» MATERIAL TO PROCESS:
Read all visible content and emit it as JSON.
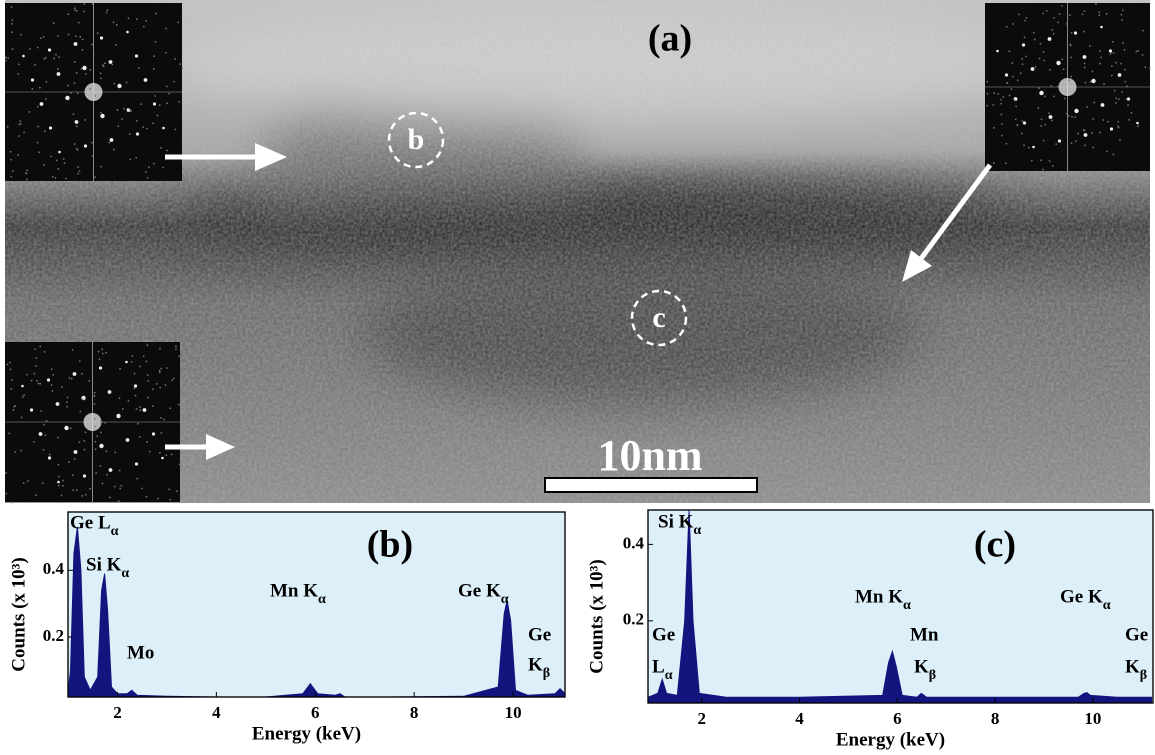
{
  "image": {
    "label": "(a)",
    "scale_bar": "10nm",
    "regions": [
      "b",
      "c"
    ]
  },
  "chart_data": [
    {
      "type": "area",
      "title": "(b)",
      "x_label": "Energy (keV)",
      "y_label": "Counts (x 10³)",
      "color": "#14147f",
      "xlim": [
        1.0,
        11.05
      ],
      "ylim": [
        0.02,
        0.575
      ],
      "xticks": [
        2,
        4,
        6,
        8,
        10
      ],
      "yticks": [
        0.2,
        0.4
      ],
      "x": [
        1.0,
        1.05,
        1.12,
        1.19,
        1.26,
        1.33,
        1.45,
        1.6,
        1.68,
        1.74,
        1.8,
        1.88,
        2.0,
        2.2,
        2.29,
        2.4,
        3.0,
        4.0,
        5.0,
        5.75,
        5.9,
        6.05,
        6.4,
        6.5,
        6.6,
        7.5,
        9.0,
        9.7,
        9.82,
        9.88,
        9.95,
        10.05,
        10.3,
        10.85,
        10.95,
        11.05
      ],
      "values": [
        0.03,
        0.1,
        0.45,
        0.53,
        0.4,
        0.08,
        0.04,
        0.08,
        0.34,
        0.39,
        0.28,
        0.05,
        0.03,
        0.03,
        0.04,
        0.025,
        0.022,
        0.02,
        0.02,
        0.03,
        0.06,
        0.03,
        0.025,
        0.03,
        0.02,
        0.02,
        0.022,
        0.05,
        0.27,
        0.31,
        0.25,
        0.04,
        0.025,
        0.03,
        0.045,
        0.03
      ],
      "annotations": [
        "Ge Lα",
        "Si Kα",
        "Mo",
        "Mn Kα",
        "Ge Kα",
        "Ge",
        "Kβ"
      ]
    },
    {
      "type": "area",
      "title": "(c)",
      "x_label": "Energy (keV)",
      "y_label": "Counts (x 10³)",
      "color": "#14147f",
      "xlim": [
        0.9,
        11.23
      ],
      "ylim": [
        -0.015,
        0.49
      ],
      "xticks": [
        2,
        4,
        6,
        8,
        10
      ],
      "yticks": [
        0.2,
        0.4
      ],
      "x": [
        0.9,
        1.1,
        1.19,
        1.28,
        1.5,
        1.65,
        1.74,
        1.82,
        1.95,
        2.5,
        4.0,
        5.7,
        5.82,
        5.9,
        5.98,
        6.1,
        6.4,
        6.49,
        6.6,
        9.7,
        9.82,
        9.88,
        9.95,
        10.5,
        11.2
      ],
      "values": [
        0.0,
        0.01,
        0.047,
        0.01,
        0.005,
        0.2,
        0.49,
        0.2,
        0.01,
        0.0,
        0.0,
        0.005,
        0.09,
        0.12,
        0.08,
        0.005,
        0.0,
        0.01,
        0.0,
        0.0,
        0.01,
        0.012,
        0.005,
        0.0,
        0.0
      ],
      "annotations": [
        "Si Kα",
        "Ge",
        "Lα",
        "Mn Kα",
        "Mn",
        "Kβ",
        "Ge Kα",
        "Ge",
        "Kβ"
      ]
    }
  ]
}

» YOUR INSTRUCTIONS: Exactly reproduce each record, leaving out any pictures.

» SOLUTION FOR THIS EXERCISE:
Read all visible content and emit it as JSON.
{
  "image": {
    "label": "(a)",
    "scale_bar": "10nm",
    "regions": [
      "b",
      "c"
    ]
  },
  "chart_data": [
    {
      "type": "area",
      "title": "(b)",
      "x_label": "Energy (keV)",
      "y_label": "Counts (x 10³)",
      "color": "#14147f",
      "xlim": [
        1.0,
        11.05
      ],
      "ylim": [
        0.02,
        0.575
      ],
      "xticks": [
        2,
        4,
        6,
        8,
        10
      ],
      "yticks": [
        0.2,
        0.4
      ],
      "x": [
        1.0,
        1.05,
        1.12,
        1.19,
        1.26,
        1.33,
        1.45,
        1.6,
        1.68,
        1.74,
        1.8,
        1.88,
        2.0,
        2.2,
        2.29,
        2.4,
        3.0,
        4.0,
        5.0,
        5.75,
        5.9,
        6.05,
        6.4,
        6.5,
        6.6,
        7.5,
        9.0,
        9.7,
        9.82,
        9.88,
        9.95,
        10.05,
        10.3,
        10.85,
        10.95,
        11.05
      ],
      "values": [
        0.03,
        0.1,
        0.45,
        0.53,
        0.4,
        0.08,
        0.04,
        0.08,
        0.34,
        0.39,
        0.28,
        0.05,
        0.03,
        0.03,
        0.04,
        0.025,
        0.022,
        0.02,
        0.02,
        0.03,
        0.06,
        0.03,
        0.025,
        0.03,
        0.02,
        0.02,
        0.022,
        0.05,
        0.27,
        0.31,
        0.25,
        0.04,
        0.025,
        0.03,
        0.045,
        0.03
      ],
      "annotations": [
        "Ge Lα",
        "Si Kα",
        "Mo",
        "Mn Kα",
        "Ge Kα",
        "Ge",
        "Kβ"
      ]
    },
    {
      "type": "area",
      "title": "(c)",
      "x_label": "Energy (keV)",
      "y_label": "Counts (x 10³)",
      "color": "#14147f",
      "xlim": [
        0.9,
        11.23
      ],
      "ylim": [
        -0.015,
        0.49
      ],
      "xticks": [
        2,
        4,
        6,
        8,
        10
      ],
      "yticks": [
        0.2,
        0.4
      ],
      "x": [
        0.9,
        1.1,
        1.19,
        1.28,
        1.5,
        1.65,
        1.74,
        1.82,
        1.95,
        2.5,
        4.0,
        5.7,
        5.82,
        5.9,
        5.98,
        6.1,
        6.4,
        6.49,
        6.6,
        9.7,
        9.82,
        9.88,
        9.95,
        10.5,
        11.2
      ],
      "values": [
        0.0,
        0.01,
        0.047,
        0.01,
        0.005,
        0.2,
        0.49,
        0.2,
        0.01,
        0.0,
        0.0,
        0.005,
        0.09,
        0.12,
        0.08,
        0.005,
        0.0,
        0.01,
        0.0,
        0.0,
        0.01,
        0.012,
        0.005,
        0.0,
        0.0
      ],
      "annotations": [
        "Si Kα",
        "Ge",
        "Lα",
        "Mn Kα",
        "Mn",
        "Kβ",
        "Ge Kα",
        "Ge",
        "Kβ"
      ]
    }
  ]
}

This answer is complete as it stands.